**Instruction**
Every line below should be repeated exactly.

**Given entries**

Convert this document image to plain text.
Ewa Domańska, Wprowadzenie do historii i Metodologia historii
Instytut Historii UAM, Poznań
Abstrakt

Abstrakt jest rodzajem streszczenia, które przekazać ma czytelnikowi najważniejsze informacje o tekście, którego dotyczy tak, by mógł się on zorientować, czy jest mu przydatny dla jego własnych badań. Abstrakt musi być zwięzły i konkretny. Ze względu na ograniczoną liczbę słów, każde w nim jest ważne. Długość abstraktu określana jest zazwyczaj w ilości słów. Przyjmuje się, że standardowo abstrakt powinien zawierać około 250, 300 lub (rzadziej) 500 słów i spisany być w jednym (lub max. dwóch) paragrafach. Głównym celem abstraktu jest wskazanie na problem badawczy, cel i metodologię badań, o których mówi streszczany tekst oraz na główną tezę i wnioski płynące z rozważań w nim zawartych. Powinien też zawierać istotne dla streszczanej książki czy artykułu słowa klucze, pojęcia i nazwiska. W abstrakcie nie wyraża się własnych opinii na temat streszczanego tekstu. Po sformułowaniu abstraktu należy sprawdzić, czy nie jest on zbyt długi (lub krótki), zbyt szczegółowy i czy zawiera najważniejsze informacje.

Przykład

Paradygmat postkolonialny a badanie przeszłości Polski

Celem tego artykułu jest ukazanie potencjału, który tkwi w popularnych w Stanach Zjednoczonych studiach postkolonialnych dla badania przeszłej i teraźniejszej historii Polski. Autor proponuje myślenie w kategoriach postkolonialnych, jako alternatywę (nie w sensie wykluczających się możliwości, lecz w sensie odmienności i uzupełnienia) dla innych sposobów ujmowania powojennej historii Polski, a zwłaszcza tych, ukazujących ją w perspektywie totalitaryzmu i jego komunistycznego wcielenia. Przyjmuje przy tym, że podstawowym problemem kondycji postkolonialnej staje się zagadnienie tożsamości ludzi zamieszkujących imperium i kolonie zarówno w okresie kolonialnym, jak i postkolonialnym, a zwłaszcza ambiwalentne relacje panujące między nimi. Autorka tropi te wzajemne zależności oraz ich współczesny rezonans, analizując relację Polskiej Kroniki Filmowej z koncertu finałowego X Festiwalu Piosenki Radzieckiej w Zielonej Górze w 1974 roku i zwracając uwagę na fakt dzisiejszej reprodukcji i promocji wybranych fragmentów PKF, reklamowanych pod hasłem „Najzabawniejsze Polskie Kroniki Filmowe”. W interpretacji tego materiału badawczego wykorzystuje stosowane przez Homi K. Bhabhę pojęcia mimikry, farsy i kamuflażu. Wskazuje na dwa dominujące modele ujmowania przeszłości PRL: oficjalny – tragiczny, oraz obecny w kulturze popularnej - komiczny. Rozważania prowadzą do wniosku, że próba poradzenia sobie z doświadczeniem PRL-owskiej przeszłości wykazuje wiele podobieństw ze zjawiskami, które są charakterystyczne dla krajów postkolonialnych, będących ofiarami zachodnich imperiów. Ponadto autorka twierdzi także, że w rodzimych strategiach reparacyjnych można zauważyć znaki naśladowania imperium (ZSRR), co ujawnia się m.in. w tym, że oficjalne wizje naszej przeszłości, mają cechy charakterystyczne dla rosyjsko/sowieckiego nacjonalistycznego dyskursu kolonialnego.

**Output below**
Convert this document image to plain text.
Ewa Domańska, Wprowadzenie do historii i Metodologia historii
Instytut Historii UAM, Poznań
Abstrakt

Abstrakt jest rodzajem streszczenia, które przekazać ma czytelnikowi najważniejsze informacje o tekście, którego dotyczy tak, by mógł się on zorientować, czy jest mu przydatny dla jego własnych badań. Abstrakt musi być zwięzły i konkretny. Ze względu na ograniczoną liczbę słów, każde w nim jest ważne. Długość abstraktu określana jest zazwyczaj w ilości słów. Przyjmuje się, że standardowo abstrakt powinien zawierać około 250, 300 lub (rzadziej) 500 słów i spisany być w jednym (lub max. dwóch) paragrafach. Głównym celem abstraktu jest wskazanie na problem badawczy, cel i metodologię badań, o których mówi streszczany tekst oraz na główną tezę i wnioski płynące z rozważań w nim zawartych. Powinien też zawierać istotne dla streszczanej książki czy artykułu słowa klucze, pojęcia i nazwiska. W abstrakcie nie wyraża się własnych opinii na temat streszczanego tekstu. Po sformułowaniu abstraktu należy sprawdzić, czy nie jest on zbyt długi (lub krótki), zbyt szczegółowy i czy zawiera najważniejsze informacje.

Przykład

Paradygmat postkolonialny a badanie przeszłości Polski

Celem tego artykułu jest ukazanie potencjału, który tkwi w popularnych w Stanach Zjednoczonych studiach postkolonialnych dla badania przeszłej i teraźniejszej historii Polski. Autor proponuje myślenie w kategoriach postkolonialnych, jako alternatywę (nie w sensie wykluczających się możliwości, lecz w sensie odmienności i uzupełnienia) dla innych sposobów ujmowania powojennej historii Polski, a zwłaszcza tych, ukazujących ją w perspektywie totalitaryzmu i jego komunistycznego wcielenia. Przyjmuje przy tym, że podstawowym problemem kondycji postkolonialnej staje się zagadnienie tożsamości ludzi zamieszkujących imperium i kolonie zarówno w okresie kolonialnym, jak i postkolonialnym, a zwłaszcza ambiwalentne relacje panujące między nimi. Autorka tropi te wzajemne zależności oraz ich współczesny rezonans, analizując relację Polskiej Kroniki Filmowej z koncertu finałowego X Festiwalu Piosenki Radzieckiej w Zielonej Górze w 1974 roku i zwracając uwagę na fakt dzisiejszej reprodukcji i promocji wybranych fragmentów PKF, reklamowanych pod hasłem „Najzabawniejsze Polskie Kroniki Filmowe”. W interpretacji tego materiału badawczego wykorzystuje stosowane przez Homi K. Bhabhę pojęcia mimikry, farsy i kamuflażu. Wskazuje na dwa dominujące modele ujmowania przeszłości PRL: oficjalny – tragiczny, oraz obecny w kulturze popularnej - komiczny. Rozważania prowadzą do wniosku, że próba poradzenia sobie z doświadczeniem PRL-owskiej przeszłości wykazuje wiele podobieństw ze zjawiskami, które są charakterystyczne dla krajów postkolonialnych, będących ofiarami zachodnich imperiów. Ponadto autorka twierdzi także, że w rodzimych strategiach reparacyjnych można zauważyć znaki naśladowania imperium (ZSRR), co ujawnia się m.in. w tym, że oficjalne wizje naszej przeszłości, mają cechy charakterystyczne dla rosyjsko/sowieckiego nacjonalistycznego dyskursu kolonialnego.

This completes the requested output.